EXERCISE DATA:
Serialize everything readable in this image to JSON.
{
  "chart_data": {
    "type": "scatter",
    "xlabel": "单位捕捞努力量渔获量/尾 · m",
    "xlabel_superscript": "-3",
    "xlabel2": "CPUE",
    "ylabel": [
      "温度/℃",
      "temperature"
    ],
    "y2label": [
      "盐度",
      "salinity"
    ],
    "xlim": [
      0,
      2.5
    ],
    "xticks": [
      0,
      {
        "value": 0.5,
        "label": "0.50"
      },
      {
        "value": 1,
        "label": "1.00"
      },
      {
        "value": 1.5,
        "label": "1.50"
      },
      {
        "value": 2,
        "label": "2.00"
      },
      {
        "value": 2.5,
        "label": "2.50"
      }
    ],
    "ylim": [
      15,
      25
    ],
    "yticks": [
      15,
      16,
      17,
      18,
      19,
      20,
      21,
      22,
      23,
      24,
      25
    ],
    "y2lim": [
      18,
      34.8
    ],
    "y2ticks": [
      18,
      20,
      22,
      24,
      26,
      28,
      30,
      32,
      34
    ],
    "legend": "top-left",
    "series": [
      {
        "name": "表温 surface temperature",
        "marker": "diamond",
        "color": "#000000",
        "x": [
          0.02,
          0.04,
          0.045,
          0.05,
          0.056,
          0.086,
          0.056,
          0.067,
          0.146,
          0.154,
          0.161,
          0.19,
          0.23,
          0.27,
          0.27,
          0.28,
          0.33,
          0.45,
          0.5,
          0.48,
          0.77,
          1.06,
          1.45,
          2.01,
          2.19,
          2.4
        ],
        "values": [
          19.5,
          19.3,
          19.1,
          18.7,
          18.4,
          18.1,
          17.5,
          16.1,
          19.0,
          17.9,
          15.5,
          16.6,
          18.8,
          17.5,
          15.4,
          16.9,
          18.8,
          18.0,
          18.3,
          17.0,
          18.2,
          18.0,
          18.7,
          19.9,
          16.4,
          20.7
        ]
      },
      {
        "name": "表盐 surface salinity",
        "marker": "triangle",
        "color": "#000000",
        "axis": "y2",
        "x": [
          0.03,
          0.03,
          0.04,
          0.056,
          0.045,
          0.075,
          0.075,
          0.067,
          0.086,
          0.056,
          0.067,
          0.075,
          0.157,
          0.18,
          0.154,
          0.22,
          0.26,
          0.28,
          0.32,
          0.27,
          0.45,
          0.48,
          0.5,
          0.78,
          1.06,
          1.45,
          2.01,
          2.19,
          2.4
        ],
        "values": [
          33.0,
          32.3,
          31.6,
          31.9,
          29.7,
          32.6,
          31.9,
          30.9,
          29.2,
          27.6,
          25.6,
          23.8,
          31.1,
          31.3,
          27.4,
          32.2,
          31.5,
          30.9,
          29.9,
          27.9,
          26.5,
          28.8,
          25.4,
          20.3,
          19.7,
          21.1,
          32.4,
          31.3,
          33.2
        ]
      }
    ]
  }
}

SET EXERCISE: Restate the data above word for word.

RESULT OF THE EXERCISE:
Serialize everything readable in this image to JSON.
{
  "chart_data": {
    "type": "scatter",
    "xlabel": "单位捕捞努力量渔获量/尾 · m",
    "xlabel_superscript": "-3",
    "xlabel2": "CPUE",
    "ylabel": [
      "温度/℃",
      "temperature"
    ],
    "y2label": [
      "盐度",
      "salinity"
    ],
    "xlim": [
      0,
      2.5
    ],
    "xticks": [
      0,
      {
        "value": 0.5,
        "label": "0.50"
      },
      {
        "value": 1,
        "label": "1.00"
      },
      {
        "value": 1.5,
        "label": "1.50"
      },
      {
        "value": 2,
        "label": "2.00"
      },
      {
        "value": 2.5,
        "label": "2.50"
      }
    ],
    "ylim": [
      15,
      25
    ],
    "yticks": [
      15,
      16,
      17,
      18,
      19,
      20,
      21,
      22,
      23,
      24,
      25
    ],
    "y2lim": [
      18,
      34.8
    ],
    "y2ticks": [
      18,
      20,
      22,
      24,
      26,
      28,
      30,
      32,
      34
    ],
    "legend": "top-left",
    "series": [
      {
        "name": "表温 surface temperature",
        "marker": "diamond",
        "color": "#000000",
        "x": [
          0.02,
          0.04,
          0.045,
          0.05,
          0.056,
          0.086,
          0.056,
          0.067,
          0.146,
          0.154,
          0.161,
          0.19,
          0.23,
          0.27,
          0.27,
          0.28,
          0.33,
          0.45,
          0.5,
          0.48,
          0.77,
          1.06,
          1.45,
          2.01,
          2.19,
          2.4
        ],
        "values": [
          19.5,
          19.3,
          19.1,
          18.7,
          18.4,
          18.1,
          17.5,
          16.1,
          19.0,
          17.9,
          15.5,
          16.6,
          18.8,
          17.5,
          15.4,
          16.9,
          18.8,
          18.0,
          18.3,
          17.0,
          18.2,
          18.0,
          18.7,
          19.9,
          16.4,
          20.7
        ]
      },
      {
        "name": "表盐 surface salinity",
        "marker": "triangle",
        "color": "#000000",
        "axis": "y2",
        "x": [
          0.03,
          0.03,
          0.04,
          0.056,
          0.045,
          0.075,
          0.075,
          0.067,
          0.086,
          0.056,
          0.067,
          0.075,
          0.157,
          0.18,
          0.154,
          0.22,
          0.26,
          0.28,
          0.32,
          0.27,
          0.45,
          0.48,
          0.5,
          0.78,
          1.06,
          1.45,
          2.01,
          2.19,
          2.4
        ],
        "values": [
          33.0,
          32.3,
          31.6,
          31.9,
          29.7,
          32.6,
          31.9,
          30.9,
          29.2,
          27.6,
          25.6,
          23.8,
          31.1,
          31.3,
          27.4,
          32.2,
          31.5,
          30.9,
          29.9,
          27.9,
          26.5,
          28.8,
          25.4,
          20.3,
          19.7,
          21.1,
          32.4,
          31.3,
          33.2
        ]
      }
    ]
  }
}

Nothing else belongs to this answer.